● Given information

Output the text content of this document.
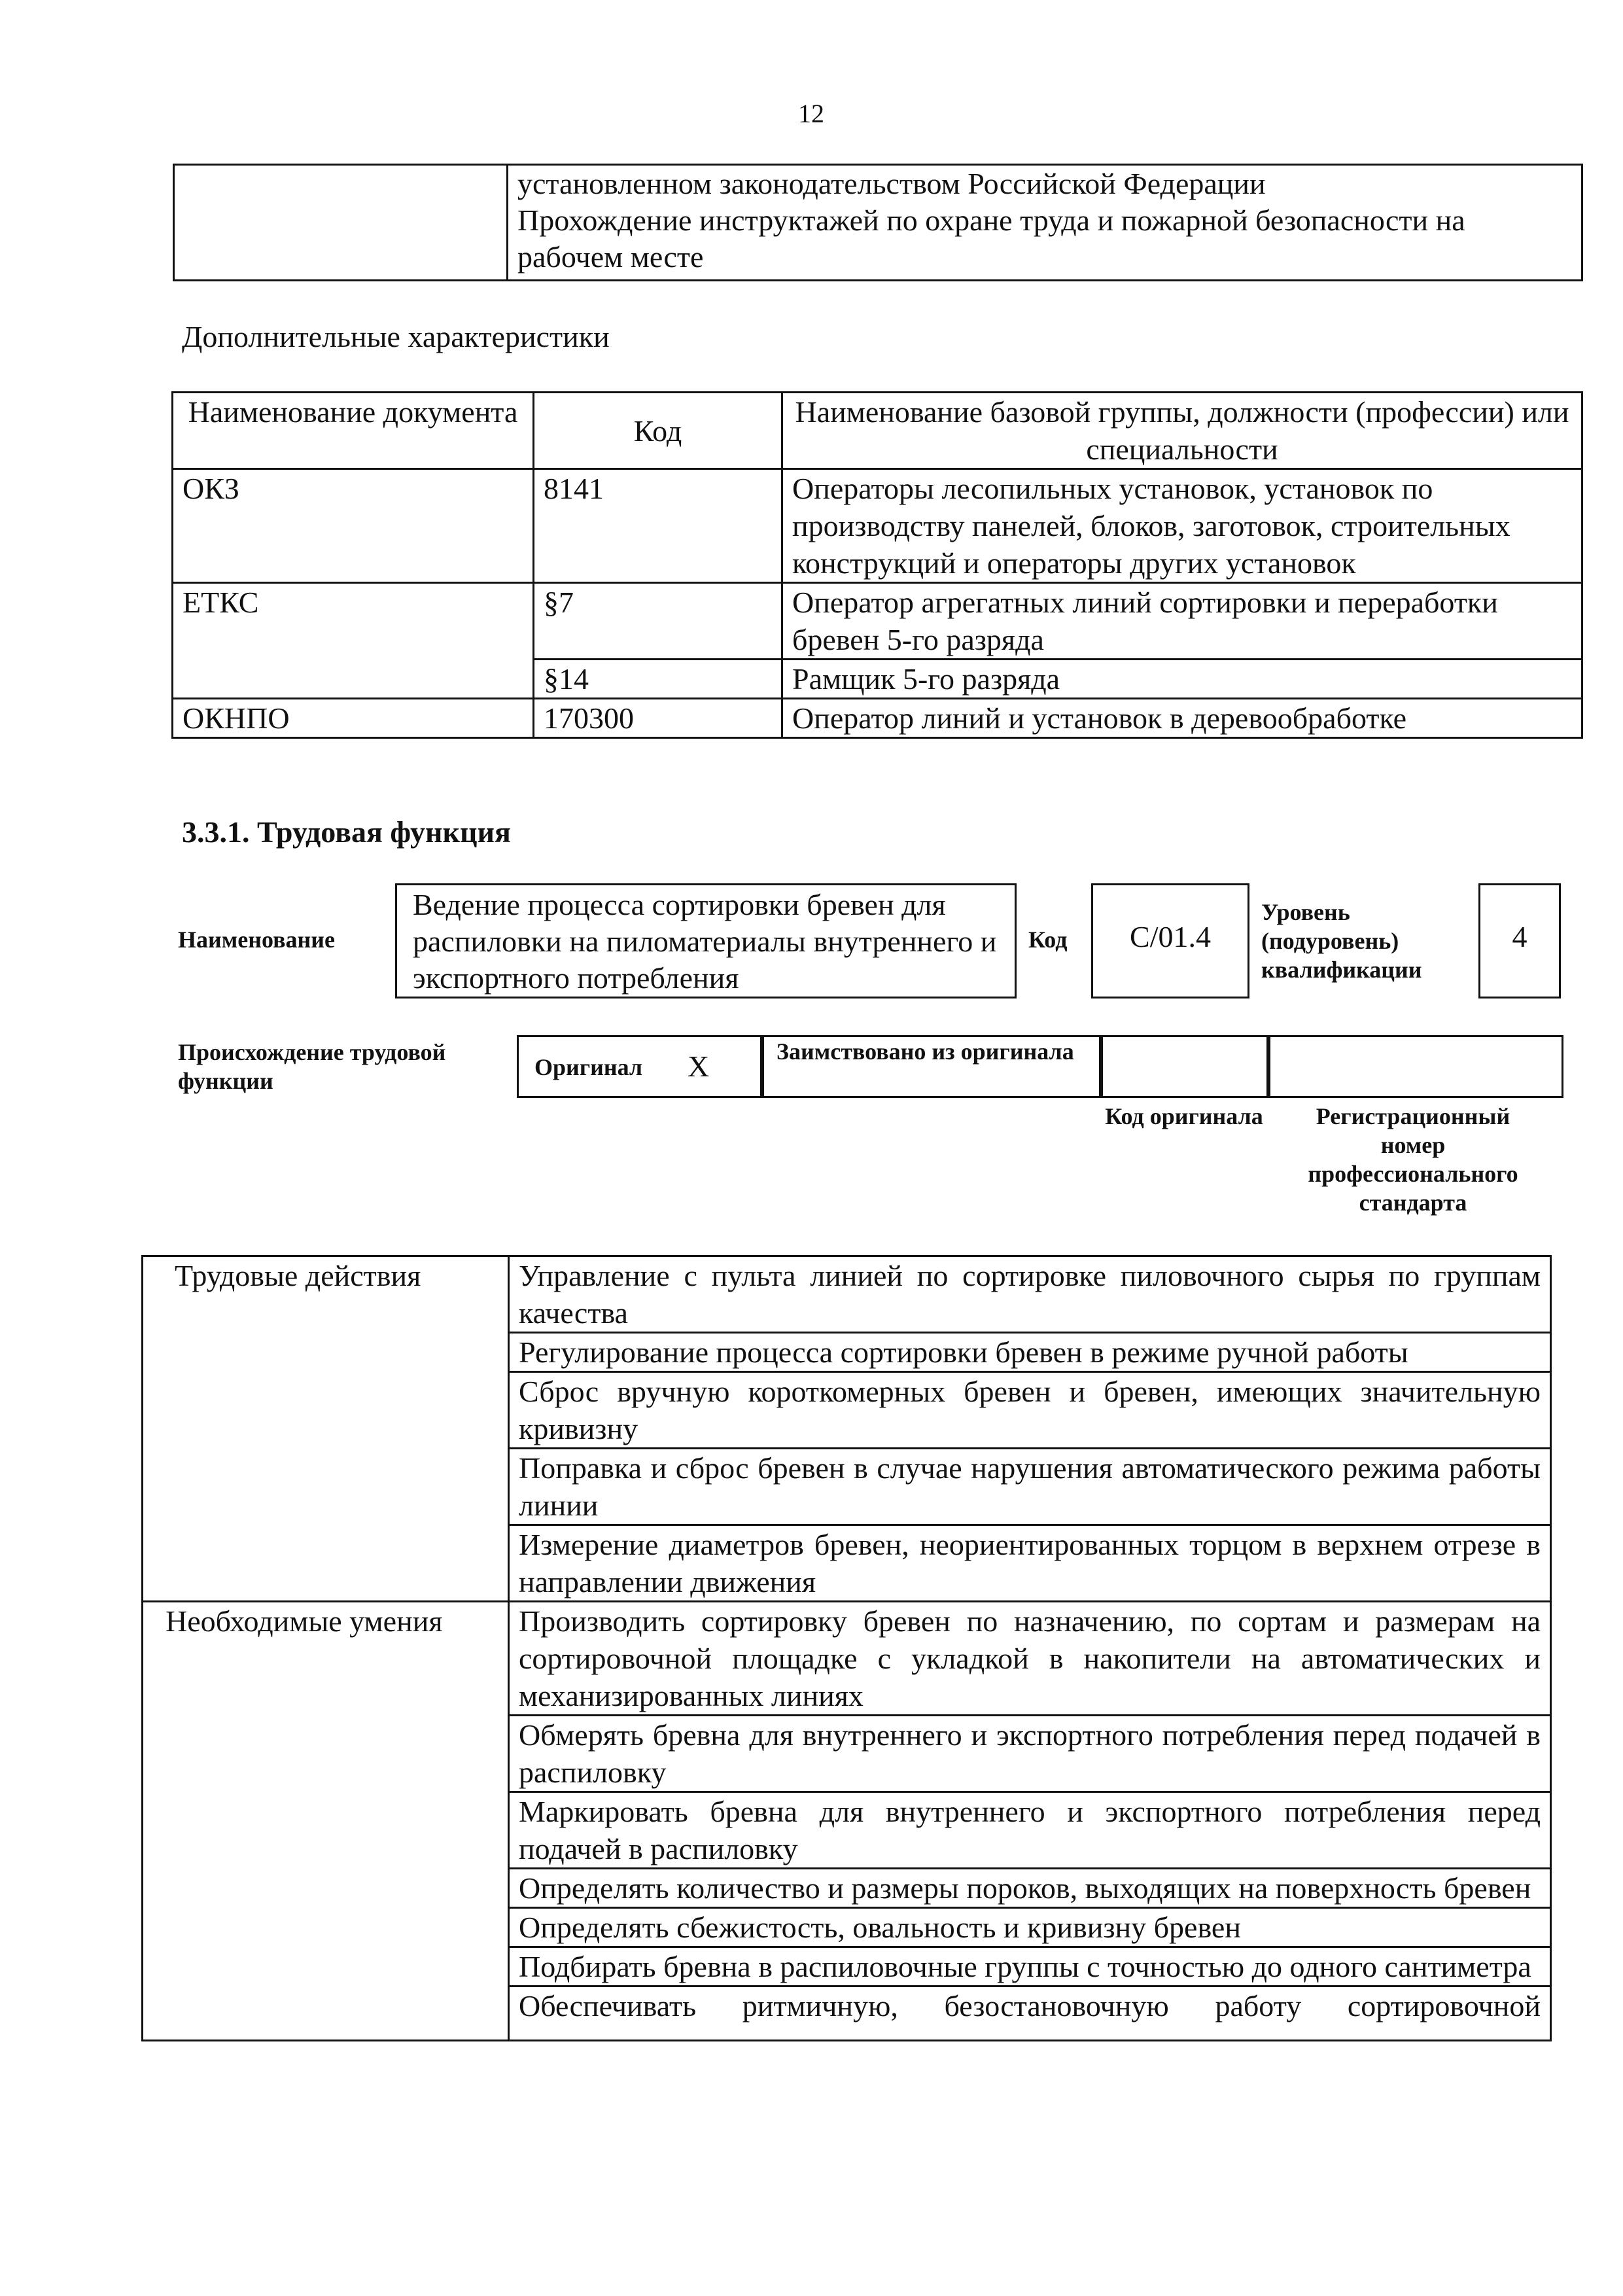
12

установленном законодательством Российской Федерации
Прохождение инструктажей по охране труда и пожарной безопасности на рабочем месте
Дополнительные характеристики
Наименование документа	Код	Наименование базовой группы, должности (профессии) или специальности
ОКЗ	8141	Операторы лесопильных установок, установок по производству панелей, блоков, заготовок, строительных конструкций и операторы других установок
ЕТКС	§7	Оператор агрегатных линий сортировки и переработки бревен 5-го разряда
	§14	Рамщик 5-го разряда
ОКНПО	170300	Оператор линий и установок в деревообработке
3.3.1. Трудовая функция
Наименование
Ведение процесса сортировки бревен для распиловки на пиломатериалы внутреннего и экспортного потребления
Код	C/01.4
Уровень (подуровень) квалификации
4
Происхождение трудовой функции
Оригинал X	Заимствовано из оригинала
Код оригинала	Регистрационный номер профессионального стандарта
Трудовые действия	Управление с пульта линией по сортировке пиловочного сырья по группам качества
	Регулирование процесса сортировки бревен в режиме ручной работы
	Сброс вручную короткомерных бревен и бревен, имеющих значительную кривизну
	Поправка и сброс бревен в случае нарушения автоматического режима работы линии
	Измерение диаметров бревен, неориентированных торцом в верхнем отрезе в направлении движения
Необходимые умения	Производить сортировку бревен по назначению, по сортам и размерам на сортировочной площадке с укладкой в накопители на автоматических и механизированных линиях
	Обмерять бревна для внутреннего и экспортного потребления перед подачей в распиловку
	Маркировать бревна для внутреннего и экспортного потребления перед подачей в распиловку
	Определять количество и размеры пороков, выходящих на поверхность бревен
	Определять сбежистость, овальность и кривизну бревен
	Подбирать бревна в распиловочные группы с точностью до одного сантиметра
	Обеспечивать ритмичную, безостановочную работу сортировочной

● Your goal
Return the records exactly. Don't carry the pictures over.

● Final result
Output the text content of this document.
12

установленном законодательством Российской Федерации
Прохождение инструктажей по охране труда и пожарной безопасности на рабочем месте
Дополнительные характеристики
Наименование документа	Код	Наименование базовой группы, должности (профессии) или специальности
ОКЗ	8141	Операторы лесопильных установок, установок по производству панелей, блоков, заготовок, строительных конструкций и операторы других установок
ЕТКС	§7	Оператор агрегатных линий сортировки и переработки бревен 5-го разряда
	§14	Рамщик 5-го разряда
ОКНПО	170300	Оператор линий и установок в деревообработке
3.3.1. Трудовая функция
Наименование
Ведение процесса сортировки бревен для распиловки на пиломатериалы внутреннего и экспортного потребления
Код	C/01.4
Уровень (подуровень) квалификации
4
Происхождение трудовой функции
Оригинал X	Заимствовано из оригинала
Код оригинала	Регистрационный номер профессионального стандарта
Трудовые действия	Управление с пульта линией по сортировке пиловочного сырья по группам качества
	Регулирование процесса сортировки бревен в режиме ручной работы
	Сброс вручную короткомерных бревен и бревен, имеющих значительную кривизну
	Поправка и сброс бревен в случае нарушения автоматического режима работы линии
	Измерение диаметров бревен, неориентированных торцом в верхнем отрезе в направлении движения
Необходимые умения	Производить сортировку бревен по назначению, по сортам и размерам на сортировочной площадке с укладкой в накопители на автоматических и механизированных линиях
	Обмерять бревна для внутреннего и экспортного потребления перед подачей в распиловку
	Маркировать бревна для внутреннего и экспортного потребления перед подачей в распиловку
	Определять количество и размеры пороков, выходящих на поверхность бревен
	Определять сбежистость, овальность и кривизну бревен
	Подбирать бревна в распиловочные группы с точностью до одного сантиметра
	Обеспечивать ритмичную, безостановочную работу сортировочной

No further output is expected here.